## Begin RECORDS SUPPLIED

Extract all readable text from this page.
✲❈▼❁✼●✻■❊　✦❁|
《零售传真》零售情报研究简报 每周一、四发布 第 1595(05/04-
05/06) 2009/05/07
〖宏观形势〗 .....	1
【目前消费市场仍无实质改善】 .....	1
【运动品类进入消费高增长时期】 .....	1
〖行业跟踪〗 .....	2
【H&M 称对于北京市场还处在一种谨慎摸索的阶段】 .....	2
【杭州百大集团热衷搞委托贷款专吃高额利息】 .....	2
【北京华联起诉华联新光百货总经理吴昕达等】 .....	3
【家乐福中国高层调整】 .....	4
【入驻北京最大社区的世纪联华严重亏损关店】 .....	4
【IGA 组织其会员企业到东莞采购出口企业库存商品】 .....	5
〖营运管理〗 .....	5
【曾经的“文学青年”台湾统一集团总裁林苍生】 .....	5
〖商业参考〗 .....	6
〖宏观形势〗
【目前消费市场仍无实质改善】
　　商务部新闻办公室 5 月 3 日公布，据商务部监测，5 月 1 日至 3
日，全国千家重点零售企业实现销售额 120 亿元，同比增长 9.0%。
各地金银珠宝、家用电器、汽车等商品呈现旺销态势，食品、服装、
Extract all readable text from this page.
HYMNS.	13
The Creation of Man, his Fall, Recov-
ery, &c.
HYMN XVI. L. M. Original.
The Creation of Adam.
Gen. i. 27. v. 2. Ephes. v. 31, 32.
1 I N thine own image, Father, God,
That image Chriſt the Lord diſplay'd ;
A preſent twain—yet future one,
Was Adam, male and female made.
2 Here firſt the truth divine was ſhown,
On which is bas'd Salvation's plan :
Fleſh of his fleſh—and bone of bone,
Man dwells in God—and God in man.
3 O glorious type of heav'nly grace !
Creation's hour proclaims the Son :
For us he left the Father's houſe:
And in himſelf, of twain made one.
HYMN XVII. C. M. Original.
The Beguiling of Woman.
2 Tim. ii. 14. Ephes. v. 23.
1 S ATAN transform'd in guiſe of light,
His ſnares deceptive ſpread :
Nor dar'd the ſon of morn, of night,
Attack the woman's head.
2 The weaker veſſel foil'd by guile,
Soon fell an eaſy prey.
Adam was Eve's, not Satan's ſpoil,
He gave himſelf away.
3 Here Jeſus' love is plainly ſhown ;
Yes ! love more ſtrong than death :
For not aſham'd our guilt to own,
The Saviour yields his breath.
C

## End RECORDS SUPPLIED

THE REQUEST:
Copy every line of the listing that includes the string "image".

OUTPUT BELOW:
1 I N thine own image, Father, God,
That image Chriſt the Lord diſplay'd ;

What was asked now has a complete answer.